— START OF DATASET EXCERPTS —
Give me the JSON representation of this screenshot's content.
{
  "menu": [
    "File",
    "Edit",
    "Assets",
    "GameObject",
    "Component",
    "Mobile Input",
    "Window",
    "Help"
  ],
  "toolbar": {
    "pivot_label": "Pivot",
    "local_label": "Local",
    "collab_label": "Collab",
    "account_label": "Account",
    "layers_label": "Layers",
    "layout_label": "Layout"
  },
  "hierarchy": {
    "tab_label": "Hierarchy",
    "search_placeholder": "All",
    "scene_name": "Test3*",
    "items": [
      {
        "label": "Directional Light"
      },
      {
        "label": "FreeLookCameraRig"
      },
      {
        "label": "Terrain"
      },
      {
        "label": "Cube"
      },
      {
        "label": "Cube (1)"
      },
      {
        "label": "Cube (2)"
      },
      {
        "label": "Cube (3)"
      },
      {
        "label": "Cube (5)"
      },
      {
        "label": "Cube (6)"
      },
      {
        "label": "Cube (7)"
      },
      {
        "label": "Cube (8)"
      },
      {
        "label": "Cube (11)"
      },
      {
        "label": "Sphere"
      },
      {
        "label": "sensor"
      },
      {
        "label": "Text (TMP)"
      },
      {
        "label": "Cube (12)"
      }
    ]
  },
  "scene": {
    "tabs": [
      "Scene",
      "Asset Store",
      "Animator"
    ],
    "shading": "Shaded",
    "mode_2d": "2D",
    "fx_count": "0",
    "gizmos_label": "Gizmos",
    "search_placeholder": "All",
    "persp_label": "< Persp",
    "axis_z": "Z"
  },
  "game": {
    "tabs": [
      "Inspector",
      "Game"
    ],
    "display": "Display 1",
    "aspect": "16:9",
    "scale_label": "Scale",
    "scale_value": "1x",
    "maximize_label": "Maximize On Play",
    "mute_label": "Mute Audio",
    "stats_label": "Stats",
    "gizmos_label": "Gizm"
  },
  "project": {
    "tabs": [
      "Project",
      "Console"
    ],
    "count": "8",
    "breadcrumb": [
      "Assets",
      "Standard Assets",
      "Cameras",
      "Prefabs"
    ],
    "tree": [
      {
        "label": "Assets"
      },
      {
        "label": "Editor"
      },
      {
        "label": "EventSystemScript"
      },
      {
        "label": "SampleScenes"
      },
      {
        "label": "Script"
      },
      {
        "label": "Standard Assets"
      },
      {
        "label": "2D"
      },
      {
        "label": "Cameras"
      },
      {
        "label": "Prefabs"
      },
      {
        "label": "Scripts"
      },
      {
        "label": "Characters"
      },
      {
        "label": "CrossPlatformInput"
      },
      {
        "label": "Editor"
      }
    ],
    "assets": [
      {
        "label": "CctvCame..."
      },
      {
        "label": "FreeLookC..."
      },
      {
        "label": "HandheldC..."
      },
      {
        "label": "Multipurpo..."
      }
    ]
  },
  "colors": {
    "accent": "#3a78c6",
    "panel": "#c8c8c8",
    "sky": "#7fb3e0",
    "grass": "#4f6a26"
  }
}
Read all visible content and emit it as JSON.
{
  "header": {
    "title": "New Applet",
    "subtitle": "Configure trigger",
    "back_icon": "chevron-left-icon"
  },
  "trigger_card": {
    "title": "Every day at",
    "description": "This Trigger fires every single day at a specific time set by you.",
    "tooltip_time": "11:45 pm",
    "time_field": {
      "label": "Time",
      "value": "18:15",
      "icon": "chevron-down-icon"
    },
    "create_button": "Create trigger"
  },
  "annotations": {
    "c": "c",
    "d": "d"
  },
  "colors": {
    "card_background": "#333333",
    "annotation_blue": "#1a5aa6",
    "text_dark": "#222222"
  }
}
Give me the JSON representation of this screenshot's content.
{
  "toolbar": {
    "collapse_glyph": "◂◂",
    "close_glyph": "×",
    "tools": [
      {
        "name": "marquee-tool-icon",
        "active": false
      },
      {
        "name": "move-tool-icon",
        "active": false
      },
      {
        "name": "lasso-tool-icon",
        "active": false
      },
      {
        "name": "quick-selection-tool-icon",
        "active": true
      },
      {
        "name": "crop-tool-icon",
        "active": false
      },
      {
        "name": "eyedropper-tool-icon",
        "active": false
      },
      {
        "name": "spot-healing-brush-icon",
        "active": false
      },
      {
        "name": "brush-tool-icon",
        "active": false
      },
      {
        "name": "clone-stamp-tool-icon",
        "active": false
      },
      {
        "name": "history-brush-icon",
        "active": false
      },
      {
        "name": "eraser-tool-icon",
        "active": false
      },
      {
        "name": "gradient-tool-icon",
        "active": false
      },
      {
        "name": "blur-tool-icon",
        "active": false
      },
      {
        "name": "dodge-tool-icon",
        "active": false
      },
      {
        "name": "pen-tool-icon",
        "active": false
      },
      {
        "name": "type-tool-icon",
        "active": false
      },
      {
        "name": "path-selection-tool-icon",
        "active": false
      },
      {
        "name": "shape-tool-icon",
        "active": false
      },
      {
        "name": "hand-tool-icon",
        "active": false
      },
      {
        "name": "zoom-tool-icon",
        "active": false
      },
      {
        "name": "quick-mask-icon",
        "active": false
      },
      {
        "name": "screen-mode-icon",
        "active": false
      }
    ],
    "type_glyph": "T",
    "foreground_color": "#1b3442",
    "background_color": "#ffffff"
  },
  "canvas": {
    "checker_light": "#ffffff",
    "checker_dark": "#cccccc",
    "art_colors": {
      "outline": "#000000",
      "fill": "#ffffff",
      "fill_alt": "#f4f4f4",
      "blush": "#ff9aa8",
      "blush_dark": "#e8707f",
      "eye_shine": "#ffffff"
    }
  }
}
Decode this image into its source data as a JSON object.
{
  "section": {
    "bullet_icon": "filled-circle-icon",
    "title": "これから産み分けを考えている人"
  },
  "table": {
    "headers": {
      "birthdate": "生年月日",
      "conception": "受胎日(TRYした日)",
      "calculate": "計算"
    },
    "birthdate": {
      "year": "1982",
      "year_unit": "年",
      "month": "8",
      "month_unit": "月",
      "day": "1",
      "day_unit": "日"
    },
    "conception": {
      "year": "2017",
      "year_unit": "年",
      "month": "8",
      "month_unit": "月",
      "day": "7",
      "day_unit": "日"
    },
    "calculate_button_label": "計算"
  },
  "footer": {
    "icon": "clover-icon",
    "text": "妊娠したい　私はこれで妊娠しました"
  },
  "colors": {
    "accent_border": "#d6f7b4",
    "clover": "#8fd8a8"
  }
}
— END OF DATASET EXCERPTS —
→ WHAT NEEDS TO BE DONE:
Could you reproduce every record above exactly as it appears?

→ FINAL RESULT:
Give me the JSON representation of this screenshot's content.
{
  "menu": [
    "File",
    "Edit",
    "Assets",
    "GameObject",
    "Component",
    "Mobile Input",
    "Window",
    "Help"
  ],
  "toolbar": {
    "pivot_label": "Pivot",
    "local_label": "Local",
    "collab_label": "Collab",
    "account_label": "Account",
    "layers_label": "Layers",
    "layout_label": "Layout"
  },
  "hierarchy": {
    "tab_label": "Hierarchy",
    "search_placeholder": "All",
    "scene_name": "Test3*",
    "items": [
      {
        "label": "Directional Light"
      },
      {
        "label": "FreeLookCameraRig"
      },
      {
        "label": "Terrain"
      },
      {
        "label": "Cube"
      },
      {
        "label": "Cube (1)"
      },
      {
        "label": "Cube (2)"
      },
      {
        "label": "Cube (3)"
      },
      {
        "label": "Cube (5)"
      },
      {
        "label": "Cube (6)"
      },
      {
        "label": "Cube (7)"
      },
      {
        "label": "Cube (8)"
      },
      {
        "label": "Cube (11)"
      },
      {
        "label": "Sphere"
      },
      {
        "label": "sensor"
      },
      {
        "label": "Text (TMP)"
      },
      {
        "label": "Cube (12)"
      }
    ]
  },
  "scene": {
    "tabs": [
      "Scene",
      "Asset Store",
      "Animator"
    ],
    "shading": "Shaded",
    "mode_2d": "2D",
    "fx_count": "0",
    "gizmos_label": "Gizmos",
    "search_placeholder": "All",
    "persp_label": "< Persp",
    "axis_z": "Z"
  },
  "game": {
    "tabs": [
      "Inspector",
      "Game"
    ],
    "display": "Display 1",
    "aspect": "16:9",
    "scale_label": "Scale",
    "scale_value": "1x",
    "maximize_label": "Maximize On Play",
    "mute_label": "Mute Audio",
    "stats_label": "Stats",
    "gizmos_label": "Gizm"
  },
  "project": {
    "tabs": [
      "Project",
      "Console"
    ],
    "count": "8",
    "breadcrumb": [
      "Assets",
      "Standard Assets",
      "Cameras",
      "Prefabs"
    ],
    "tree": [
      {
        "label": "Assets"
      },
      {
        "label": "Editor"
      },
      {
        "label": "EventSystemScript"
      },
      {
        "label": "SampleScenes"
      },
      {
        "label": "Script"
      },
      {
        "label": "Standard Assets"
      },
      {
        "label": "2D"
      },
      {
        "label": "Cameras"
      },
      {
        "label": "Prefabs"
      },
      {
        "label": "Scripts"
      },
      {
        "label": "Characters"
      },
      {
        "label": "CrossPlatformInput"
      },
      {
        "label": "Editor"
      }
    ],
    "assets": [
      {
        "label": "CctvCame..."
      },
      {
        "label": "FreeLookC..."
      },
      {
        "label": "HandheldC..."
      },
      {
        "label": "Multipurpo..."
      }
    ]
  },
  "colors": {
    "accent": "#3a78c6",
    "panel": "#c8c8c8",
    "sky": "#7fb3e0",
    "grass": "#4f6a26"
  }
}
Read all visible content and emit it as JSON.
{
  "header": {
    "title": "New Applet",
    "subtitle": "Configure trigger",
    "back_icon": "chevron-left-icon"
  },
  "trigger_card": {
    "title": "Every day at",
    "description": "This Trigger fires every single day at a specific time set by you.",
    "tooltip_time": "11:45 pm",
    "time_field": {
      "label": "Time",
      "value": "18:15",
      "icon": "chevron-down-icon"
    },
    "create_button": "Create trigger"
  },
  "annotations": {
    "c": "c",
    "d": "d"
  },
  "colors": {
    "card_background": "#333333",
    "annotation_blue": "#1a5aa6",
    "text_dark": "#222222"
  }
}
Give me the JSON representation of this screenshot's content.
{
  "toolbar": {
    "collapse_glyph": "◂◂",
    "close_glyph": "×",
    "tools": [
      {
        "name": "marquee-tool-icon",
        "active": false
      },
      {
        "name": "move-tool-icon",
        "active": false
      },
      {
        "name": "lasso-tool-icon",
        "active": false
      },
      {
        "name": "quick-selection-tool-icon",
        "active": true
      },
      {
        "name": "crop-tool-icon",
        "active": false
      },
      {
        "name": "eyedropper-tool-icon",
        "active": false
      },
      {
        "name": "spot-healing-brush-icon",
        "active": false
      },
      {
        "name": "brush-tool-icon",
        "active": false
      },
      {
        "name": "clone-stamp-tool-icon",
        "active": false
      },
      {
        "name": "history-brush-icon",
        "active": false
      },
      {
        "name": "eraser-tool-icon",
        "active": false
      },
      {
        "name": "gradient-tool-icon",
        "active": false
      },
      {
        "name": "blur-tool-icon",
        "active": false
      },
      {
        "name": "dodge-tool-icon",
        "active": false
      },
      {
        "name": "pen-tool-icon",
        "active": false
      },
      {
        "name": "type-tool-icon",
        "active": false
      },
      {
        "name": "path-selection-tool-icon",
        "active": false
      },
      {
        "name": "shape-tool-icon",
        "active": false
      },
      {
        "name": "hand-tool-icon",
        "active": false
      },
      {
        "name": "zoom-tool-icon",
        "active": false
      },
      {
        "name": "quick-mask-icon",
        "active": false
      },
      {
        "name": "screen-mode-icon",
        "active": false
      }
    ],
    "type_glyph": "T",
    "foreground_color": "#1b3442",
    "background_color": "#ffffff"
  },
  "canvas": {
    "checker_light": "#ffffff",
    "checker_dark": "#cccccc",
    "art_colors": {
      "outline": "#000000",
      "fill": "#ffffff",
      "fill_alt": "#f4f4f4",
      "blush": "#ff9aa8",
      "blush_dark": "#e8707f",
      "eye_shine": "#ffffff"
    }
  }
}
Decode this image into its source data as a JSON object.
{
  "section": {
    "bullet_icon": "filled-circle-icon",
    "title": "これから産み分けを考えている人"
  },
  "table": {
    "headers": {
      "birthdate": "生年月日",
      "conception": "受胎日(TRYした日)",
      "calculate": "計算"
    },
    "birthdate": {
      "year": "1982",
      "year_unit": "年",
      "month": "8",
      "month_unit": "月",
      "day": "1",
      "day_unit": "日"
    },
    "conception": {
      "year": "2017",
      "year_unit": "年",
      "month": "8",
      "month_unit": "月",
      "day": "7",
      "day_unit": "日"
    },
    "calculate_button_label": "計算"
  },
  "footer": {
    "icon": "clover-icon",
    "text": "妊娠したい　私はこれで妊娠しました"
  },
  "colors": {
    "accent_border": "#d6f7b4",
    "clover": "#8fd8a8"
  }
}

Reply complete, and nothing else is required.